**Problem to solve**
Below is a block of data; give all of it again word for word.

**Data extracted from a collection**
────────────────────
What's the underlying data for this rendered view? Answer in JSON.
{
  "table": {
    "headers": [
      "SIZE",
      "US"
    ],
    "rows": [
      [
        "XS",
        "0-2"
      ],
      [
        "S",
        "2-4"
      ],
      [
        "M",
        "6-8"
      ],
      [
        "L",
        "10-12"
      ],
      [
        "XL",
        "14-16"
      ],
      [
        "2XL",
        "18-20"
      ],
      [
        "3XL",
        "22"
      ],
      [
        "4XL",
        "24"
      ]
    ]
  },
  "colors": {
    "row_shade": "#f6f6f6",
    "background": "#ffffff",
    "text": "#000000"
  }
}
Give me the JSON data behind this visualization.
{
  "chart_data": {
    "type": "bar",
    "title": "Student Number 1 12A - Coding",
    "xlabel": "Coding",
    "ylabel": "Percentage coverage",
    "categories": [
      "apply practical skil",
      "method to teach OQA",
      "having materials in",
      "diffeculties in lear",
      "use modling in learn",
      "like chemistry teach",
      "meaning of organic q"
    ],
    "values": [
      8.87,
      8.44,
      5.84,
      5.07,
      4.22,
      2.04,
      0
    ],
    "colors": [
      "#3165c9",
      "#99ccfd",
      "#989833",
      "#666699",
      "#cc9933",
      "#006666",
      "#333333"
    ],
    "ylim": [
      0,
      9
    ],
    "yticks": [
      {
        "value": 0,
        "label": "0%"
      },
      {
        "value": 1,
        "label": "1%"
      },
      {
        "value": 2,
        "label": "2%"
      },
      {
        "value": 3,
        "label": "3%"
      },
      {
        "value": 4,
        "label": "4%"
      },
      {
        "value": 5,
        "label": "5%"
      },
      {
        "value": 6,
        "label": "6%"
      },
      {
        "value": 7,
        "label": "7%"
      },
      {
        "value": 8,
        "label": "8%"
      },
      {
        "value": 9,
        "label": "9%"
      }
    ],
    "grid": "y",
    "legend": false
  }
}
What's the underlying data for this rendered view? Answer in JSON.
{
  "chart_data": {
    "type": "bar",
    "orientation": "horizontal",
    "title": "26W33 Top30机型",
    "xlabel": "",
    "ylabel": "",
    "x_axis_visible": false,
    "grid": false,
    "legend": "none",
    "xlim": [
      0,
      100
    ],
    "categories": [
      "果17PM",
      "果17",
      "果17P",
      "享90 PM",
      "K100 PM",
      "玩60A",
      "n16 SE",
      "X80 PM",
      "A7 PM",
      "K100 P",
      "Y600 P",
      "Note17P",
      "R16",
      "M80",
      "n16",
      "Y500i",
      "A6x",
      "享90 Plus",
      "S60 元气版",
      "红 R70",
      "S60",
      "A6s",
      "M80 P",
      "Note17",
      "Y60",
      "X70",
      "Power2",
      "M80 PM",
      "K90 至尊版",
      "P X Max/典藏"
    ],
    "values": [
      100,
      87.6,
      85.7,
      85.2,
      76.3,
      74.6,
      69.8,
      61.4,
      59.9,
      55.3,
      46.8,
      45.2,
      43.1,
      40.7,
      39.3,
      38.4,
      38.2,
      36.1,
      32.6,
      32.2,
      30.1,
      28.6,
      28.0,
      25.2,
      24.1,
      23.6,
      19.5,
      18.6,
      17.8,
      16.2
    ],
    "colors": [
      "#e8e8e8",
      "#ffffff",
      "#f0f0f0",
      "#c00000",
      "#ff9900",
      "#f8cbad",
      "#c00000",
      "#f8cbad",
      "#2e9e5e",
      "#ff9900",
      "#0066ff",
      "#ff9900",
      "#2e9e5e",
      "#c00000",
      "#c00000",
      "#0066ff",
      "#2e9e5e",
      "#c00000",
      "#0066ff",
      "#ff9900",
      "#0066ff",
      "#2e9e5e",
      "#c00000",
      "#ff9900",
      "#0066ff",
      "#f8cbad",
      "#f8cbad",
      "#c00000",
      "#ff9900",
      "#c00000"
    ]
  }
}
────────────────────
**Response to the exercise**
What's the underlying data for this rendered view? Answer in JSON.
{
  "table": {
    "headers": [
      "SIZE",
      "US"
    ],
    "rows": [
      [
        "XS",
        "0-2"
      ],
      [
        "S",
        "2-4"
      ],
      [
        "M",
        "6-8"
      ],
      [
        "L",
        "10-12"
      ],
      [
        "XL",
        "14-16"
      ],
      [
        "2XL",
        "18-20"
      ],
      [
        "3XL",
        "22"
      ],
      [
        "4XL",
        "24"
      ]
    ]
  },
  "colors": {
    "row_shade": "#f6f6f6",
    "background": "#ffffff",
    "text": "#000000"
  }
}
Give me the JSON data behind this visualization.
{
  "chart_data": {
    "type": "bar",
    "title": "Student Number 1 12A - Coding",
    "xlabel": "Coding",
    "ylabel": "Percentage coverage",
    "categories": [
      "apply practical skil",
      "method to teach OQA",
      "having materials in",
      "diffeculties in lear",
      "use modling in learn",
      "like chemistry teach",
      "meaning of organic q"
    ],
    "values": [
      8.87,
      8.44,
      5.84,
      5.07,
      4.22,
      2.04,
      0
    ],
    "colors": [
      "#3165c9",
      "#99ccfd",
      "#989833",
      "#666699",
      "#cc9933",
      "#006666",
      "#333333"
    ],
    "ylim": [
      0,
      9
    ],
    "yticks": [
      {
        "value": 0,
        "label": "0%"
      },
      {
        "value": 1,
        "label": "1%"
      },
      {
        "value": 2,
        "label": "2%"
      },
      {
        "value": 3,
        "label": "3%"
      },
      {
        "value": 4,
        "label": "4%"
      },
      {
        "value": 5,
        "label": "5%"
      },
      {
        "value": 6,
        "label": "6%"
      },
      {
        "value": 7,
        "label": "7%"
      },
      {
        "value": 8,
        "label": "8%"
      },
      {
        "value": 9,
        "label": "9%"
      }
    ],
    "grid": "y",
    "legend": false
  }
}
What's the underlying data for this rendered view? Answer in JSON.
{
  "chart_data": {
    "type": "bar",
    "orientation": "horizontal",
    "title": "26W33 Top30机型",
    "xlabel": "",
    "ylabel": "",
    "x_axis_visible": false,
    "grid": false,
    "legend": "none",
    "xlim": [
      0,
      100
    ],
    "categories": [
      "果17PM",
      "果17",
      "果17P",
      "享90 PM",
      "K100 PM",
      "玩60A",
      "n16 SE",
      "X80 PM",
      "A7 PM",
      "K100 P",
      "Y600 P",
      "Note17P",
      "R16",
      "M80",
      "n16",
      "Y500i",
      "A6x",
      "享90 Plus",
      "S60 元气版",
      "红 R70",
      "S60",
      "A6s",
      "M80 P",
      "Note17",
      "Y60",
      "X70",
      "Power2",
      "M80 PM",
      "K90 至尊版",
      "P X Max/典藏"
    ],
    "values": [
      100,
      87.6,
      85.7,
      85.2,
      76.3,
      74.6,
      69.8,
      61.4,
      59.9,
      55.3,
      46.8,
      45.2,
      43.1,
      40.7,
      39.3,
      38.4,
      38.2,
      36.1,
      32.6,
      32.2,
      30.1,
      28.6,
      28.0,
      25.2,
      24.1,
      23.6,
      19.5,
      18.6,
      17.8,
      16.2
    ],
    "colors": [
      "#e8e8e8",
      "#ffffff",
      "#f0f0f0",
      "#c00000",
      "#ff9900",
      "#f8cbad",
      "#c00000",
      "#f8cbad",
      "#2e9e5e",
      "#ff9900",
      "#0066ff",
      "#ff9900",
      "#2e9e5e",
      "#c00000",
      "#c00000",
      "#0066ff",
      "#2e9e5e",
      "#c00000",
      "#0066ff",
      "#ff9900",
      "#0066ff",
      "#2e9e5e",
      "#c00000",
      "#ff9900",
      "#0066ff",
      "#f8cbad",
      "#f8cbad",
      "#c00000",
      "#ff9900",
      "#c00000"
    ]
  }
}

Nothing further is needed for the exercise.